• [Instructions to follow]:
Can you continue the biography of Jerome P. Troy, picking up after its last sentence?

• [Selection]:
● ● ●
Judge of the Dorchester District Court
- In office 1962–1973

Personal details
- Born: December 21, 1916 Rockland, Massachusetts, U.S.
- Died: August 25, 2011 (aged 94) Marshfield, Massachusetts, U.S.
- Children: 1 daughter
- Education: Boston College (BA), Georgetown Law School (JD)
- Profession: Lawyer, judge

= Jerome P. Troy =

American judge (1916–2011)

Jerome Patrick Troy (December 21, 1916 – August 25, 2011) was an American jurist who served as Judge of the Dorchester District Court from 1962 until he was removed from the bench in 1973.

==Early life==
Troy was born on December 21, 1916, in Rockland, Massachusetts. He worked his way through school and graduated from Boston College in 1939. During World War II, he served as a combat officer in the United States Navy. After the war, he moved to Washington, D.C., where he attended Georgetown Law School and was an officer with the United States Capitol Police. After graduation, he moved to Boston, where he operated a private law practice and was a legal counsel for the Massachusetts Department of Public Health.

Troy was an unsuccessful candidate for Massachusetts Secretary of the Commonwealth in 1948, the Boston City Council in 1950, and the Boston School Committee in 1951. From 1959 to 1961, he served as First Deputy Secretary of the Commonwealth under Joseph D. Ward. In 1960, he served as chairman of Ward's unsuccessful campaign for Governor of Massachusetts.

==Judicial career==
On December 27, 1962, Troy was appointed presiding Judge of the Dorchester District Court by Governor John Volpe four minutes before the outgoing Governor's deadline for nominations. Volpe's appointment of his previous Democratic opponent's campaign manager was seen as a move to appease the Democratic members of the Massachusetts Governor's Council, specifically Patrick J. McDonough.
● ● ●
• [Stored data]:
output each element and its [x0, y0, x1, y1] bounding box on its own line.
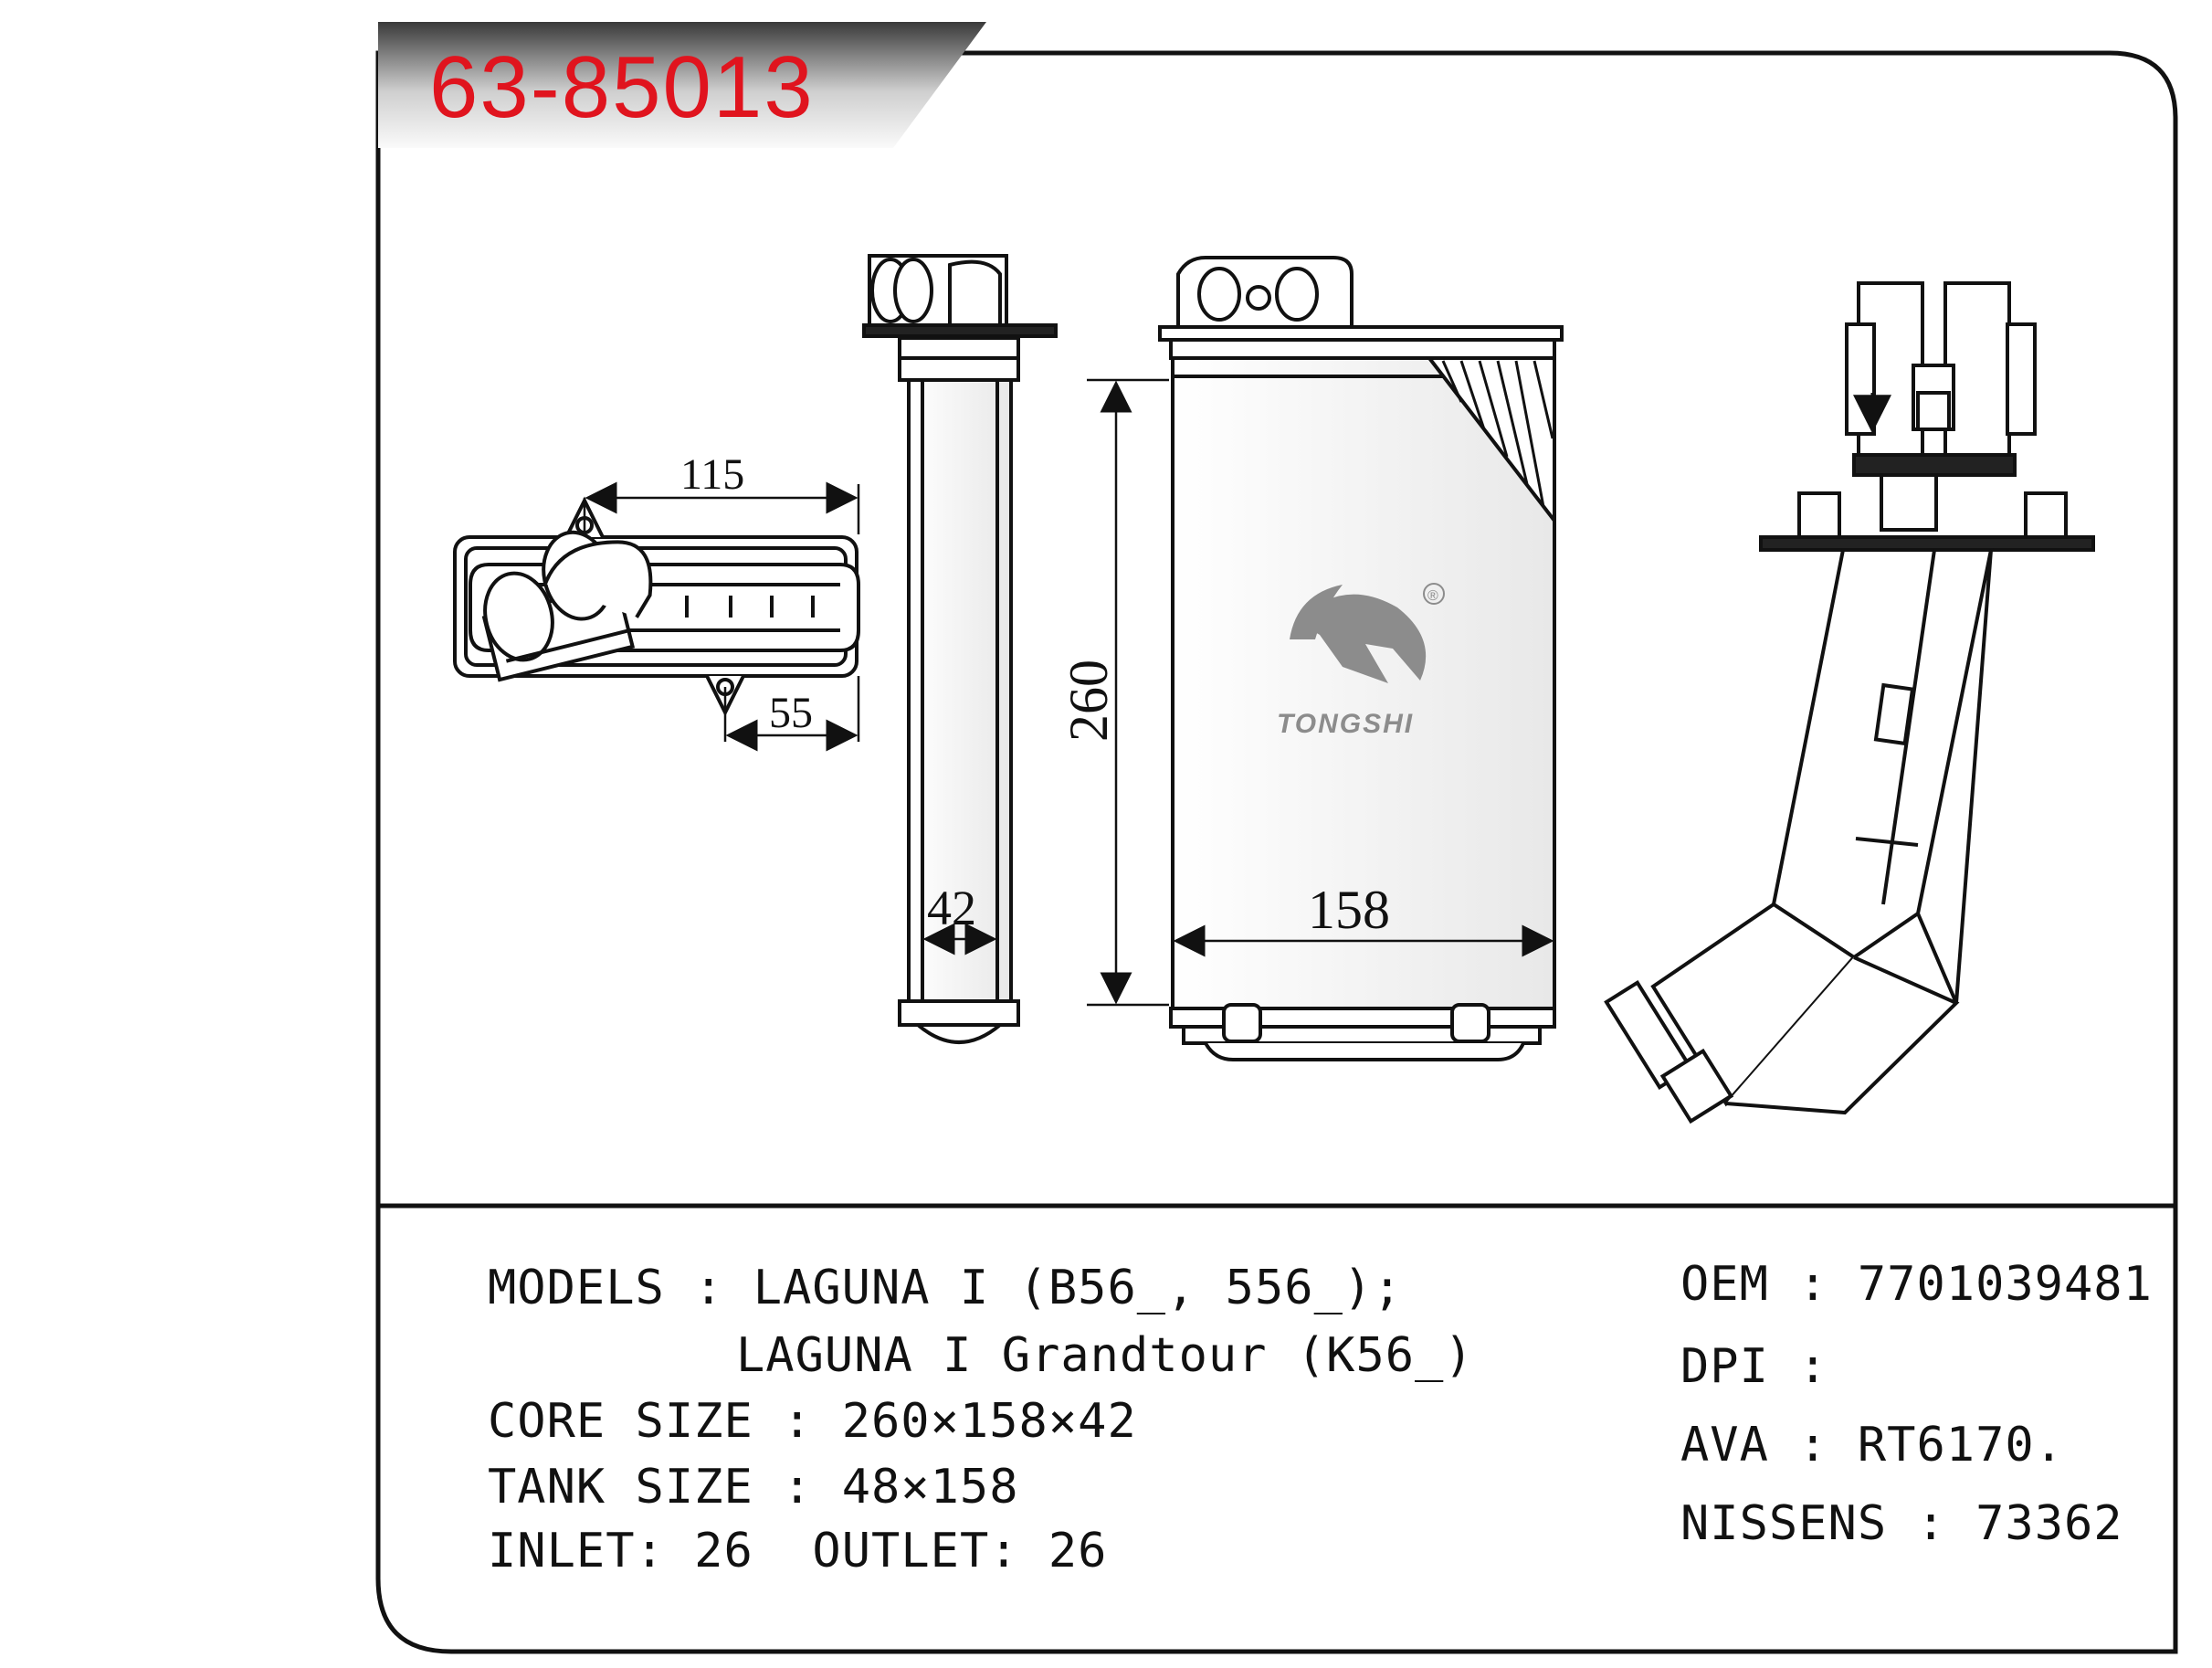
● ● ●
• [Answer to the exercise]:
===Complaints from The People First===
In 1971, The People First, a Dorchester community group, began a drive to remove Troy from the bench. On February 4, 1972, a judge of the United States District Court ruled that Troy's practice of ordering female welfare recipients to swear out non-support complaints against their husbands or fathers of their children was "coercive and intimidating" and denied the men due process under the 14th Amendment by putting them on trial. That same year, a three-judge panel found that Troy showed discrimination against persons involved in non-support and illegitimacy cases, held defendants in jail without bail in cases that "did not warrant this result", issued bails in a number of cases that were "clearly excessive", gave "frequently excessive" suspended sentences, failed to advise defendants of their right to counsel, failed to notify defendants of their right to obtain an immediate review of their bail order, that his court did not have a "reliable, consistent" record-keeping system, and his records contained "irregular entries...made long after the fact and for some self-serving purpose". The panel recommended that the Massachusetts Supreme Judicial Court appoint a special administrator to take over management of the Dorchester District Court but did not recommend any discipline against Troy.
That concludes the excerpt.